**SOURCE DOCUMENT:**
• • • • • • •

This short story has sat on my bookshelves for years (I think I even accidentally had two editions at one point), and I had never bothered to pick it up. Something about the mystique/reputation around Kafka makes it hard not to feel a little intimated by him. However I’m really glad I finally read this. I was most surprised by how funny it was, and how grounded an essentially quite absurd story felt. I’ll leave deep interpretation to others; my two cents are to not let Kafka’s reputation scare you away from this one. It is actually a really gratifying read.

The House, Helen Pitt, 2018

One of the relatively few non-fiction books I read this year, Helen Pitt’s book explores the troubled and dramatic history of the creation of Sydney Opera House. I never quite ‘got the big deal’ about this building until I finally visited it last year. It is truly spectacular, a work entirely of its own, and if you’re into concrete, modern architecture or even just a good story, this book does its history justice. Pitt does a great job of contextualising its construction in the broader Australian history, as well as giving typically overlooked ‘characters’ their fair dues. It’s a fascinating, engaging and easy read, which I’d highly recommend, even if you have no plans to visit the building itself!

The Tempest, William Shakespeare, 1611

While I certainly enjoyed this play more than the Sonnets, I still can’t say I had a fantastic time with it. I think it’s one that definitely needs to be brought to life on stage, and bar a few standout speeches, it’s not one that particularly held my attention.

• • • • • • •

**STATED PROBLEM A:**
Answer these questions about the book reviews above:
(i) What surprised the reviewer most about the short story discussed first?
(ii) In what year was Helen Pitt's The House published?
(iii) What does the reviewer say The Tempest needs?
**STATED PROBLEM B:** Reproduce the stretch of the book reviews above from "One of the relatively" through "the building itself!".

• • • • • • •

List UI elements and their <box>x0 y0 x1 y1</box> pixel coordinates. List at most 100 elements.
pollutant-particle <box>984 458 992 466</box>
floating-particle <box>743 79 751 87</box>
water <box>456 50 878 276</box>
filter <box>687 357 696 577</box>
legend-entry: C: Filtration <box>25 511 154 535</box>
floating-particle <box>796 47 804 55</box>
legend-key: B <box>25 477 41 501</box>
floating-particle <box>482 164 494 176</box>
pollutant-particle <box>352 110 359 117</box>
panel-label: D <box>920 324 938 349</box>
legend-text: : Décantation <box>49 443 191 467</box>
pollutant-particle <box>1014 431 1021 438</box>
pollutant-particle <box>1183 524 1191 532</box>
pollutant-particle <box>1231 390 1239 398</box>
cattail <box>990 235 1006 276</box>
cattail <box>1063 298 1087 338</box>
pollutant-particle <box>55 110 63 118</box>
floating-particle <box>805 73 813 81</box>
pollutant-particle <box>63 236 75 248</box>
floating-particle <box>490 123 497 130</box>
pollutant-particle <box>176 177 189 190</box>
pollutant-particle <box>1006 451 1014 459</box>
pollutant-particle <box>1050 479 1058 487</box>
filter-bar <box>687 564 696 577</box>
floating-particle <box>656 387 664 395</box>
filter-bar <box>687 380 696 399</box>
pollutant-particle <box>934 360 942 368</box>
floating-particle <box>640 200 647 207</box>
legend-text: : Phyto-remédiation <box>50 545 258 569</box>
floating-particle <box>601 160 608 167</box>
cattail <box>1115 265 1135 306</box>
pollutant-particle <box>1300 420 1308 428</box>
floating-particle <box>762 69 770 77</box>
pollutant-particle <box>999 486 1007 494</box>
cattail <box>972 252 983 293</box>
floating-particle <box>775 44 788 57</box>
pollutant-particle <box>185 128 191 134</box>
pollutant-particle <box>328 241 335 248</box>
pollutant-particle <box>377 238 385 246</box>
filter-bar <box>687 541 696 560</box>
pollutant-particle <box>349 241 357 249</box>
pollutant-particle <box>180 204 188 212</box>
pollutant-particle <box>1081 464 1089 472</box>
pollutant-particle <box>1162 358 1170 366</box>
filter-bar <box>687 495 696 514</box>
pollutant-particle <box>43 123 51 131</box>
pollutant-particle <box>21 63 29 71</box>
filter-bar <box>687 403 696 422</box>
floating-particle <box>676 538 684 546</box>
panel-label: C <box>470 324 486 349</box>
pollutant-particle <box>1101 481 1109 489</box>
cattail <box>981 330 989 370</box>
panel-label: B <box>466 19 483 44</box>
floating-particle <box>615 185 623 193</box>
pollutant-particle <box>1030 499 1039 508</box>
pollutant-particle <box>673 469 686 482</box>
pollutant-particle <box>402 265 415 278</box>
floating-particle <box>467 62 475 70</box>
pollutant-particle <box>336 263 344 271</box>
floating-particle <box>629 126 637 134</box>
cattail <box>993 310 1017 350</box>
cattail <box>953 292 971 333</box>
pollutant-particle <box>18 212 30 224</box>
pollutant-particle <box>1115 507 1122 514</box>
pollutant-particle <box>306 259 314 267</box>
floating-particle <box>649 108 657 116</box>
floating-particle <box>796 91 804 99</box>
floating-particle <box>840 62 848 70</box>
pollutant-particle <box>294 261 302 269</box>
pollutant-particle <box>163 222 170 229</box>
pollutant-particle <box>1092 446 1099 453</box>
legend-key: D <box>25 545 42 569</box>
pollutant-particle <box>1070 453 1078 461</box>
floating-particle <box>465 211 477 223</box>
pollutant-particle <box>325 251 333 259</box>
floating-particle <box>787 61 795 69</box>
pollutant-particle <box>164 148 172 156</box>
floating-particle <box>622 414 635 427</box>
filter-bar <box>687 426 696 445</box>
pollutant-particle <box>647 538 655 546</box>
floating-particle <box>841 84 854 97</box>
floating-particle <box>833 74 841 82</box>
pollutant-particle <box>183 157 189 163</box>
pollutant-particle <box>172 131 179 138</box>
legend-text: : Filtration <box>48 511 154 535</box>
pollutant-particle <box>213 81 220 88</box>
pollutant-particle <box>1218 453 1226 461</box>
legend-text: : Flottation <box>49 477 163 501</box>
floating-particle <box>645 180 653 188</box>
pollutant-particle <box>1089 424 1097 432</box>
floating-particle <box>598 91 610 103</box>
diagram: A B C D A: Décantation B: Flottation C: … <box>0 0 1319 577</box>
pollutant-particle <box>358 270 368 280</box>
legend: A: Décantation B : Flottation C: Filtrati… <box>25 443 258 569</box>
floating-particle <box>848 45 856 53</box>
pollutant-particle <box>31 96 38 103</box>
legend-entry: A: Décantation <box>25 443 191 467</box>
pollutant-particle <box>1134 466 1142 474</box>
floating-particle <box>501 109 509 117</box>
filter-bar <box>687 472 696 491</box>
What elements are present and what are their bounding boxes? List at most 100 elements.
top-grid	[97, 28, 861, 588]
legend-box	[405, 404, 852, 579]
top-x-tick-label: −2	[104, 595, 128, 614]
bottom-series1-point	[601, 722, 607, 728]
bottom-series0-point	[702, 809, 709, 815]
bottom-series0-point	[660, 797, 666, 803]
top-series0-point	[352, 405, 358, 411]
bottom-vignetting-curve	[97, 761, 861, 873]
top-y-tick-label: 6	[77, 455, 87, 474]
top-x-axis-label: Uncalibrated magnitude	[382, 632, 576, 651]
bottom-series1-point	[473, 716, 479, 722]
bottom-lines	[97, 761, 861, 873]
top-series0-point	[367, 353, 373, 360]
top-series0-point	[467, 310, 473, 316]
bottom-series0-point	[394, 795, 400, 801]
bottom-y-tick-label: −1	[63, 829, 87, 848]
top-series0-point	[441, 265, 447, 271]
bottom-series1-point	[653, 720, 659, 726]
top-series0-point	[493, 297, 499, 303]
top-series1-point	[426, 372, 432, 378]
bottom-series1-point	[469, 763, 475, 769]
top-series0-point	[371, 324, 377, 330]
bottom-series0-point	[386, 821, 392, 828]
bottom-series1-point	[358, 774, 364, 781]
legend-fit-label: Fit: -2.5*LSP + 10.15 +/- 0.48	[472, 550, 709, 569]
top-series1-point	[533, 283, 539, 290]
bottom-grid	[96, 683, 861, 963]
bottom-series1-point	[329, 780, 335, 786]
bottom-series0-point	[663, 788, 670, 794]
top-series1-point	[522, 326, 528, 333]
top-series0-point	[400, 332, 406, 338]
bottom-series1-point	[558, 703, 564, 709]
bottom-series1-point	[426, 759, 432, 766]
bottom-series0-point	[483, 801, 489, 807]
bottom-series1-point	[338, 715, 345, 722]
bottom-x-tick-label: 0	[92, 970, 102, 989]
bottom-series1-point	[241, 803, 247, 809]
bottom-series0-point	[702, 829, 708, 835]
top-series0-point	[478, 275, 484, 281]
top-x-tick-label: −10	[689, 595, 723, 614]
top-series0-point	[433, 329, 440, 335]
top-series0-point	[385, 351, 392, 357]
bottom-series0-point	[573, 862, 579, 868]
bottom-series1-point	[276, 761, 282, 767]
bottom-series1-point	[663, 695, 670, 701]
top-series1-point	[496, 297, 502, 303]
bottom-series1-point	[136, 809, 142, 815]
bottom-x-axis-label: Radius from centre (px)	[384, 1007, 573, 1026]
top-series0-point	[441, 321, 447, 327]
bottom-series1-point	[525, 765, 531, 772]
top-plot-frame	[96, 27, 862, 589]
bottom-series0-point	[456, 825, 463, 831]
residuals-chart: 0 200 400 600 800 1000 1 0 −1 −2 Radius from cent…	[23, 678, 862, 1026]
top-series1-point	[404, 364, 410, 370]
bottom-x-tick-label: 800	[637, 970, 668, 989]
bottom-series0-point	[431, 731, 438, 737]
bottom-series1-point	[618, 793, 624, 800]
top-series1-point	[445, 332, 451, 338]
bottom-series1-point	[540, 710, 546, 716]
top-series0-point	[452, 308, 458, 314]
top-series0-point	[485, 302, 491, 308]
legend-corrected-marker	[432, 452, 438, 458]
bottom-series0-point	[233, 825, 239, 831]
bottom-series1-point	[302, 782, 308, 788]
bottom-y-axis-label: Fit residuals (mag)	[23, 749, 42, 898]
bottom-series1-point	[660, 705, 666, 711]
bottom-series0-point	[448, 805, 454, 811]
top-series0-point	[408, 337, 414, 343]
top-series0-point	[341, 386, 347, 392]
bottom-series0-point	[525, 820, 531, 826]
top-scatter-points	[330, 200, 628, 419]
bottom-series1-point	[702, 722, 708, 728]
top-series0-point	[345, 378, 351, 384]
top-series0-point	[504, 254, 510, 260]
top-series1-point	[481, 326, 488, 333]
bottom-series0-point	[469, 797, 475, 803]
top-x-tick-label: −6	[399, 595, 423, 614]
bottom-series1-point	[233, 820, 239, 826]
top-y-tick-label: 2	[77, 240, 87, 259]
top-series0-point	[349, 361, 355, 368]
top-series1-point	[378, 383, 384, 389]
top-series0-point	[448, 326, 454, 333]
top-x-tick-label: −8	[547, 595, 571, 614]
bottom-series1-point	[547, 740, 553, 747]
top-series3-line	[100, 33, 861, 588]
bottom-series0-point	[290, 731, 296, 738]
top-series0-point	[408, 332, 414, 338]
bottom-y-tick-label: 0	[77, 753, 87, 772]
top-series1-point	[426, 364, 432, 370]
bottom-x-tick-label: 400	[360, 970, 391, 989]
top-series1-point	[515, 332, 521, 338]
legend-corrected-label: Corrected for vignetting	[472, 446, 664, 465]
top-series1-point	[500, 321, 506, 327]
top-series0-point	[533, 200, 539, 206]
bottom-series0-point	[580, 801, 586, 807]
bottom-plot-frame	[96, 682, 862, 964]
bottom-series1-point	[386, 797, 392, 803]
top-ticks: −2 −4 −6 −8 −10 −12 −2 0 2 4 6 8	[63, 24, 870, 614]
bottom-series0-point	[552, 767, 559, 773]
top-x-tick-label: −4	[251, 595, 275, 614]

• • • • • • •

**FINISHED ANSWER A:**
(i) How funny it was, and how grounded an essentially quite absurd story felt.
(ii) 2018.
(iii) To be brought to life on stage.

**FINISHED ANSWER B:**
One of the relatively few non-fiction books I read this year, Helen Pitt’s book explores the troubled and dramatic history of the creation of Sydney Opera House. I never quite ‘got the big deal’ about this building until I finally visited it last year. It is truly spectacular, a work entirely of its own, and if you’re into concrete, modern architecture or even just a good story, this book does its history justice. Pitt does a great job of contextualising its construction in the broader Australian history, as well as giving typically overlooked ‘characters’ their fair dues. It’s a fascinating, engaging and easy read, which I’d highly recommend, even if you have no plans to visit the building itself!